Página
A veces nuestro Salvador parece dormido, ausente, indiferente..., cuando sólo él puede salvarnos en medio de esa horrible tormenta. Jesús parecía dormir indiferente ante la angustia de los discípulos que esperaban lo peor: ser tragados por las olas. Y también el Padre parecía dormido ante los sufrimientos de su Hijo, cuando las fuerzas del mal se ensañaron contra él hasta asesinarlo. El mismo Jesús llegó a quejarse: “Dios mío, Dios mío, ¿por qué me has abandonado?”
Pero la victoria del mal fue, es y será sólo temporal y aparente: el Padre le respondió a Jesús dándole la razón al devolverle la vida mediante la resurrección, que es la victoria total sobre las fuerzas del mal y sobre la muerte. Victoria total de Jesús y sus seguidores, y de todos los que, aunque no lo conozcan, lo imitan pasando por la vida haciendo el bien.
Vivir en medio de este mar tempestuoso exige valentía, fe, amor, esperanza, y optimismo indomable. Exige confiar ciegamente en la palabra infalible de Jesús: “No teman; yo he vencido el mal”. “No teman: yo estoy con ustedes todos los días hasta el fin del mundo”. Sólo unidos a Cristo superamos las cobardías.
Es necesario el trato asiduo con Cristo resucitado presente, pues sólo él da sentido victorioso y pascual al sufrimiento, a las contradicciones y a la misma muerte. Sólo en la unión con él puede experimentarse su presencia amorosa y victoriosa, reconocer y apoyar su acción misteriosa como guía invencible de la Iglesia, de la humanidad y de la creación hacia su destino glorioso a través del calvario de las tormentas, con destino de resurrección y gloria eterna.

Consignas
a) Resume en dos oraciones la reflexión sobre la tormenta.
b) En la reflexión sobre la tormenta, ¿con qué palabras llegó a quejarse Jesús?
c) Prosigue la reflexión sobre la tormenta a partir de su última oración.
Las entradas no guardan relación con la reflexión sobre la tormenta.

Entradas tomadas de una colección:
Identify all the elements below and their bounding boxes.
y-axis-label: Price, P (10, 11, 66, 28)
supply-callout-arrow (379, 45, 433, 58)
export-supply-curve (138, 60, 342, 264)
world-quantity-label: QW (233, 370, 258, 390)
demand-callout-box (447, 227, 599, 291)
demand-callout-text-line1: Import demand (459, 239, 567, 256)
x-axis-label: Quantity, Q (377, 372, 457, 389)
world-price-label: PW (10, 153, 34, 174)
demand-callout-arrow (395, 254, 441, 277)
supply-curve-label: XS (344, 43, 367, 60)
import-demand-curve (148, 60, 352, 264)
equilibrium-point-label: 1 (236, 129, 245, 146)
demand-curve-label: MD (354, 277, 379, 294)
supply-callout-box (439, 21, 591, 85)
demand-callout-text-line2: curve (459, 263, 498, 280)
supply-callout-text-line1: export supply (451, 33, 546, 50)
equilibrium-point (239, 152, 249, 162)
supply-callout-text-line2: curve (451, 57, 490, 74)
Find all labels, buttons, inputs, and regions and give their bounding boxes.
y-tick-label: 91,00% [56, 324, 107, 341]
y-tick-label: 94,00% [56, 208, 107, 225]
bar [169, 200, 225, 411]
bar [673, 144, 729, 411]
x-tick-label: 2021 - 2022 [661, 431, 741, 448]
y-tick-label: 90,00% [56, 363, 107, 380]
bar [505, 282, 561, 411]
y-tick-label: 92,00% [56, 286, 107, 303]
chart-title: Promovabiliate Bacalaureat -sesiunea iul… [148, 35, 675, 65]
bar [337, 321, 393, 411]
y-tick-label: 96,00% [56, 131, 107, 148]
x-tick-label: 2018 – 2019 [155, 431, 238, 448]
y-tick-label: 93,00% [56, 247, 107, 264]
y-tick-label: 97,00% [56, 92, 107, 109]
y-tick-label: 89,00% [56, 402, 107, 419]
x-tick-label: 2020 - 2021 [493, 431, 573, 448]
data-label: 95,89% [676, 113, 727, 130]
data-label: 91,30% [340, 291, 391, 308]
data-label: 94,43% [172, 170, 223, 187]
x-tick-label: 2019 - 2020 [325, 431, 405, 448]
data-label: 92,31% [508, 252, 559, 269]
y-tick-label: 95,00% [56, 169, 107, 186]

Respuestas
a) Aunque a veces Jesús parece dormido ante la angustia de los discípulos y el Padre pareció dormido ante los sufrimientos de su Hijo, la victoria del mal es solo temporal y aparente, pues el Padre devolvió la vida a Jesús mediante la resurrección, victoria total sobre el mal y la muerte. Vivir en medio de este mar tempestuoso exige valentía, fe y confianza en la palabra de Jesús, y solo el trato asiduo con Cristo resucitado da sentido victorioso al sufrimiento y a la misma muerte.

b) «Dios mío, Dios mío, ¿por qué me has abandonado?»

c)
El naufragio total y definitivo sucedería si no vivimos la vida desde la fe en Jesús presente; si vamos tras otros salvadores en quienes ponemos más confianza que en él. “Quien se resiste a creer, ya se ha condenado a sí mismo”, nos advierte.
Es inútil, pues, perder el tiempo lamentado las crisis religiosas, las tragedias humanas, morales... Lo que procede es encender la luz de la fe, del amor y de las buenas obras frente a la oscuridad del mal, en lugar de quejarse.
No tenerlo en cuenta a Cristo, el único que puede salvarnos, o considerarlo responsable de la tormenta, sería una fatal necedad.
Job 38, 13-11.
El Señor habló a Job desde la tempestad, diciendo: “¿Quién encerró con dos puertas al mar, cuando él salía a borbotones del vientre materno, cuando le puse una nube por vestido y por pañales, densos nubarrones? Yo tracé un límite alrededor de él, le puse cerrojos y puertas, y le dije: Llegarás hasta aquí y no pasarás; aquí se quebrará la soberbia de tus olas».
Job, a sentirse atenazado por una desgracia tan injusta e irremediable, llama a juicio al mismo Dios para demostrarle su inocencia y declarar al Señor responsable de tan indecible sufrimiento. Sus amigos esperan que Dios castigue a Job por tal atrevimiento frente al Omnipotente.
Pero Dios acepta compasivo el desafío de Job y le habla en directo desde la tormenta, y no para darle una lección teórica sobre el sufrimiento, ni para añadir un castigo a su dolor, sino para que asuma la limitación humana condicionada por el misterio del sufrimiento; misterio inalcanzable para el entendimiento humano, pero que Dios aprovecha en su plan amoroso para bien y salvación del hombre.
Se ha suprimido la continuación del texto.